### Problem to work on:
Extract and list every line that contains the word "Иные".

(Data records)
— START —
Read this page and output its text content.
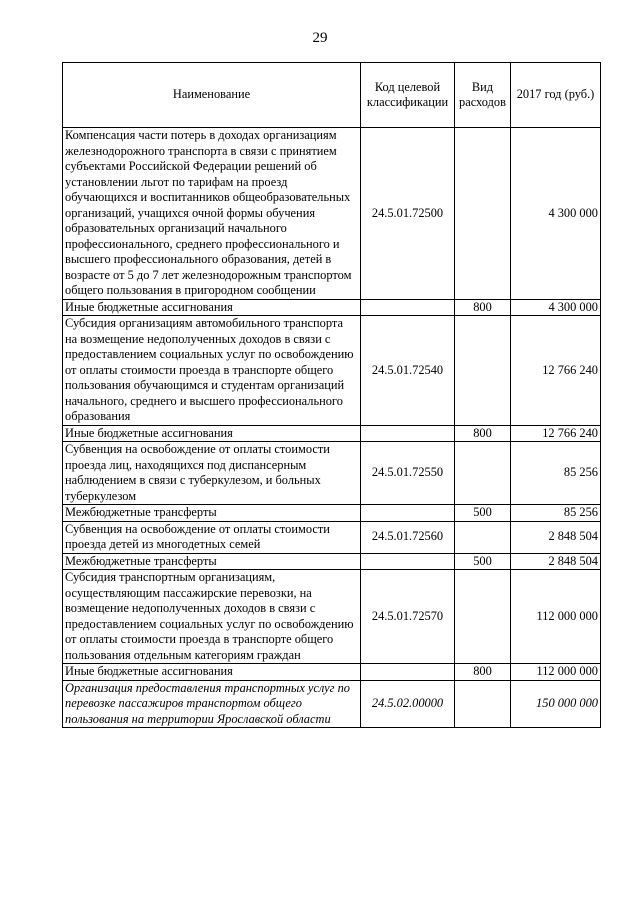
29
Наименование	Код целевой классификации	Вид расходов	2017 год (руб.)
Компенсация части потерь в доходах организациям железнодорожного транспорта в связи с принятием субъектами Российской Федерации решений об установлении льгот по тарифам на проезд обучающихся и воспитанников общеобразовательных организаций, учащихся очной формы обучения образовательных организаций начального профессионального, среднего профессионального и высшего профессионального образования, детей в возрасте от 5 до 7 лет железнодорожным транспортом общего пользования в пригородном сообщении	24.5.01.72500		4 300 000
Иные бюджетные ассигнования		800	4 300 000
Субсидия организациям автомобильного транспорта на возмещение недополученных доходов в связи с предоставлением социальных услуг по освобождению от оплаты стоимости проезда в транспорте общего пользования обучающимся и студентам организаций начального, среднего и высшего профессионального образования	24.5.01.72540		12 766 240
Иные бюджетные ассигнования		800	12 766 240
Субвенция на освобождение от оплаты стоимости проезда лиц, находящихся под диспансерным наблюдением в связи с туберкулезом, и больных туберкулезом	24.5.01.72550		85 256
Межбюджетные трансферты		500	85 256
Субвенция на освобождение от оплаты стоимости проезда детей из многодетных семей	24.5.01.72560		2 848 504
Межбюджетные трансферты		500	2 848 504
Субсидия транспортным организациям, осуществляющим пассажирские перевозки, на возмещение недополученных доходов в связи с предоставлением социальных услуг по освобождению от оплаты стоимости проезда в транспорте общего пользования отдельным категориям граждан	24.5.01.72570		112 000 000
Иные бюджетные ассигнования		800	112 000 000
Организация предоставления транспортных услуг по перевозке пассажиров транспортом общего пользования на территории Ярославской области	24.5.02.00000		150 000 000
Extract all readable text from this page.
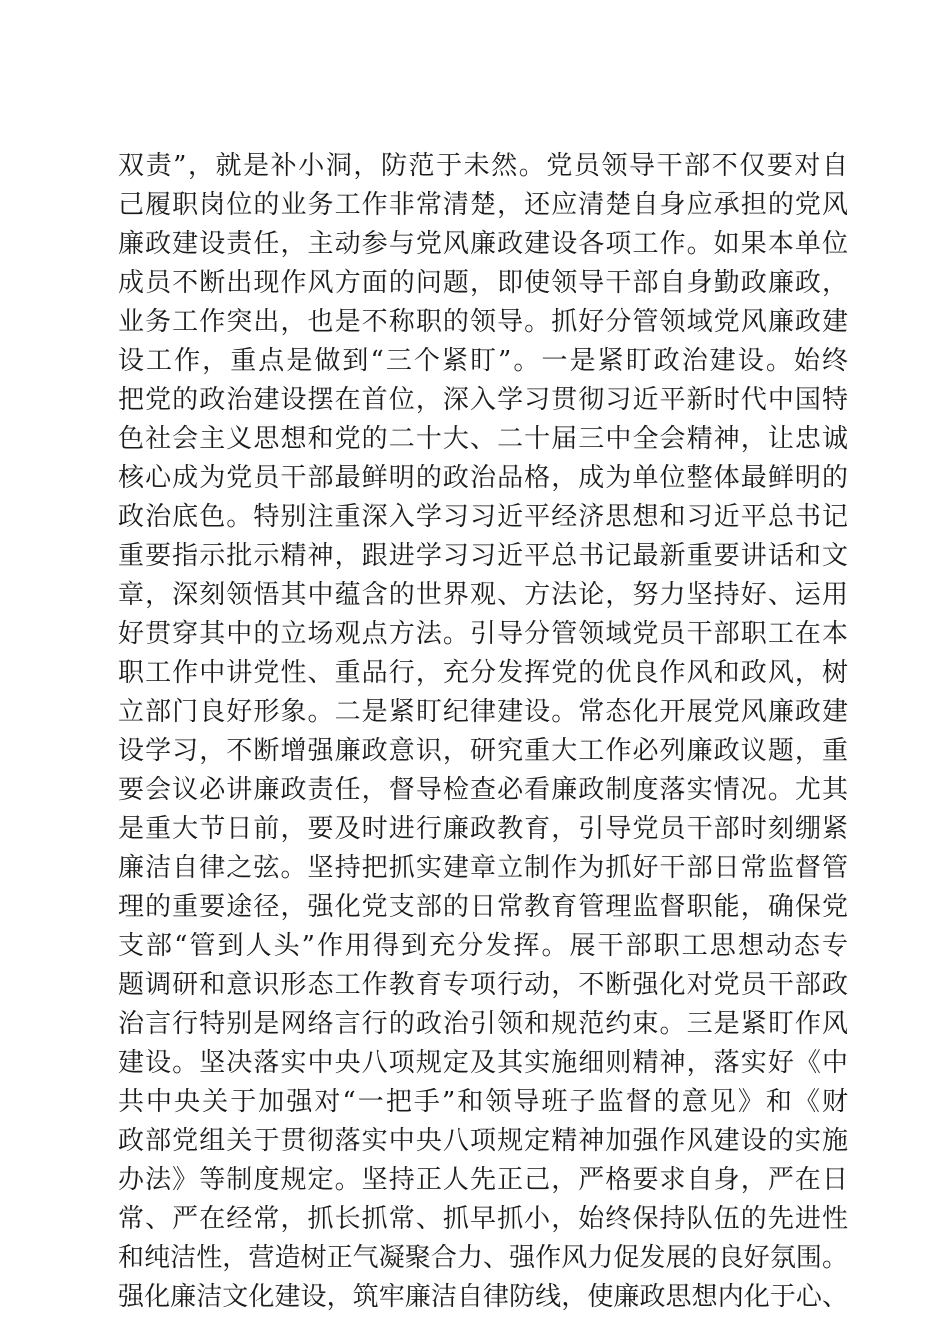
双责”，就是补小洞，防范于未然。党员领导干部不仅要对自
己履职岗位的业务工作非常清楚，还应清楚自身应承担的党风
廉政建设责任，主动参与党风廉政建设各项工作。如果本单位
成员不断出现作风方面的问题，即使领导干部自身勤政廉政，
业务工作突出，也是不称职的领导。抓好分管领域党风廉政建
设工作，重点是做到“三个紧盯”。一是紧盯政治建设。始终
把党的政治建设摆在首位，深入学习贯彻习近平新时代中国特
色社会主义思想和党的二十大、二十届三中全会精神，让忠诚
核心成为党员干部最鲜明的政治品格，成为单位整体最鲜明的
政治底色。特别注重深入学习习近平经济思想和习近平总书记
重要指示批示精神，跟进学习习近平总书记最新重要讲话和文
章，深刻领悟其中蕴含的世界观、方法论，努力坚持好、运用
好贯穿其中的立场观点方法。引导分管领域党员干部职工在本
职工作中讲党性、重品行，充分发挥党的优良作风和政风，树
立部门良好形象。二是紧盯纪律建设。常态化开展党风廉政建
设学习，不断增强廉政意识，研究重大工作必列廉政议题，重
要会议必讲廉政责任，督导检查必看廉政制度落实情况。尤其
是重大节日前，要及时进行廉政教育，引导党员干部时刻绷紧
廉洁自律之弦。坚持把抓实建章立制作为抓好干部日常监督管
理的重要途径，强化党支部的日常教育管理监督职能，确保党
支部“管到人头”作用得到充分发挥。展干部职工思想动态专
题调研和意识形态工作教育专项行动，不断强化对党员干部政
治言行特别是网络言行的政治引领和规范约束。三是紧盯作风
建设。坚决落实中央八项规定及其实施细则精神，落实好《中
共中央关于加强对“一把手”和领导班子监督的意见》和《财
政部党组关于贯彻落实中央八项规定精神加强作风建设的实施
办法》等制度规定。坚持正人先正己，严格要求自身，严在日
常、严在经常，抓长抓常、抓早抓小，始终保持队伍的先进性
和纯洁性，营造树正气凝聚合力、强作风力促发展的良好氛围。
强化廉洁文化建设，筑牢廉洁自律防线，使廉政思想内化于心、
— END —
### Task solution:
Иные бюджетные ассигнования		800	4 300 000
Иные бюджетные ассигнования		800	12 766 240
Иные бюджетные ассигнования		800	112 000 000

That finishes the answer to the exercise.